== Goal ==
Exact repetition of every entry is required.

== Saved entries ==
——

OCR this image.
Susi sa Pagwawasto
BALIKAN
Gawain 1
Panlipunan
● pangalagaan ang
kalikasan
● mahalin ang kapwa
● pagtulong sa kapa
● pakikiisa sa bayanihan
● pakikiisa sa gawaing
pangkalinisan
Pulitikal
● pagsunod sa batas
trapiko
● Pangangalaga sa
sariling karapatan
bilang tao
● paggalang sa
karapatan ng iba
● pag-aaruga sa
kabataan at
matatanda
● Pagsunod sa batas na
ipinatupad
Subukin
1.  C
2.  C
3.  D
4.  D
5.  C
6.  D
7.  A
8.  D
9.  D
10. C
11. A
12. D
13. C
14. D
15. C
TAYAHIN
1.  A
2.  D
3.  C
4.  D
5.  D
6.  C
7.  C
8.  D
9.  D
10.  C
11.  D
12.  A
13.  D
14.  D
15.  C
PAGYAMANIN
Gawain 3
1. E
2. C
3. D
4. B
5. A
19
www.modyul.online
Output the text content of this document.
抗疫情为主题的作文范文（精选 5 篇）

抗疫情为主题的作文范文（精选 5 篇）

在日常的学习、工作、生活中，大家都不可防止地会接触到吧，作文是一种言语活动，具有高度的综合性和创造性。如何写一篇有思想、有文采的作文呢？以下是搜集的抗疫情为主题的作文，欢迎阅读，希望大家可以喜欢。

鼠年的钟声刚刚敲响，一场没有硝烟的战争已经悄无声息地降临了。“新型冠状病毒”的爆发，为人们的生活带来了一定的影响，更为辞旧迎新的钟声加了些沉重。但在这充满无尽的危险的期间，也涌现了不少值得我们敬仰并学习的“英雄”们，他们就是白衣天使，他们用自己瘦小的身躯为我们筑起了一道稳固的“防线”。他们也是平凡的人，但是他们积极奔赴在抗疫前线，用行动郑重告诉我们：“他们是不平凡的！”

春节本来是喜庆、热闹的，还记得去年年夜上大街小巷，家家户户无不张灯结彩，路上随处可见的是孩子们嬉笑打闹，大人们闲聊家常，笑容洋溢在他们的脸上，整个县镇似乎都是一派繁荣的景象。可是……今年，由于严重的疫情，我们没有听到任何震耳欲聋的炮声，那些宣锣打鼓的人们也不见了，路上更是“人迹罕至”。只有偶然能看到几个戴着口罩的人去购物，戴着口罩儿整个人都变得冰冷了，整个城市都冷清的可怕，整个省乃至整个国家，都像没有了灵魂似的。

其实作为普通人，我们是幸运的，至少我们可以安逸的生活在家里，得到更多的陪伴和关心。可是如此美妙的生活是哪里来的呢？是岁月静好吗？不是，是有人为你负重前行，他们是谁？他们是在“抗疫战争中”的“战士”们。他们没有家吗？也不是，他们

——

== The response ==
OCR this image.
Susi sa Pagwawasto
BALIKAN
Gawain 1
Panlipunan
● pangalagaan ang
kalikasan
● mahalin ang kapwa
● pagtulong sa kapa
● pakikiisa sa bayanihan
● pakikiisa sa gawaing
pangkalinisan
Pulitikal
● pagsunod sa batas
trapiko
● Pangangalaga sa
sariling karapatan
bilang tao
● paggalang sa
karapatan ng iba
● pag-aaruga sa
kabataan at
matatanda
● Pagsunod sa batas na
ipinatupad
Subukin
1.  C
2.  C
3.  D
4.  D
5.  C
6.  D
7.  A
8.  D
9.  D
10. C
11. A
12. D
13. C
14. D
15. C
TAYAHIN
1.  A
2.  D
3.  C
4.  D
5.  D
6.  C
7.  C
8.  D
9.  D
10.  C
11.  D
12.  A
13.  D
14.  D
15.  C
PAGYAMANIN
Gawain 3
1. E
2. C
3. D
4. B
5. A
19
www.modyul.online
Output the text content of this document.
抗疫情为主题的作文范文（精选 5 篇）

抗疫情为主题的作文范文（精选 5 篇）

在日常的学习、工作、生活中，大家都不可防止地会接触到吧，作文是一种言语活动，具有高度的综合性和创造性。如何写一篇有思想、有文采的作文呢？以下是搜集的抗疫情为主题的作文，欢迎阅读，希望大家可以喜欢。

鼠年的钟声刚刚敲响，一场没有硝烟的战争已经悄无声息地降临了。“新型冠状病毒”的爆发，为人们的生活带来了一定的影响，更为辞旧迎新的钟声加了些沉重。但在这充满无尽的危险的期间，也涌现了不少值得我们敬仰并学习的“英雄”们，他们就是白衣天使，他们用自己瘦小的身躯为我们筑起了一道稳固的“防线”。他们也是平凡的人，但是他们积极奔赴在抗疫前线，用行动郑重告诉我们：“他们是不平凡的！”

春节本来是喜庆、热闹的，还记得去年年夜上大街小巷，家家户户无不张灯结彩，路上随处可见的是孩子们嬉笑打闹，大人们闲聊家常，笑容洋溢在他们的脸上，整个县镇似乎都是一派繁荣的景象。可是……今年，由于严重的疫情，我们没有听到任何震耳欲聋的炮声，那些宣锣打鼓的人们也不见了，路上更是“人迹罕至”。只有偶然能看到几个戴着口罩的人去购物，戴着口罩儿整个人都变得冰冷了，整个城市都冷清的可怕，整个省乃至整个国家，都像没有了灵魂似的。

其实作为普通人，我们是幸运的，至少我们可以安逸的生活在家里，得到更多的陪伴和关心。可是如此美妙的生活是哪里来的呢？是岁月静好吗？不是，是有人为你负重前行，他们是谁？他们是在“抗疫战争中”的“战士”们。他们没有家吗？也不是，他们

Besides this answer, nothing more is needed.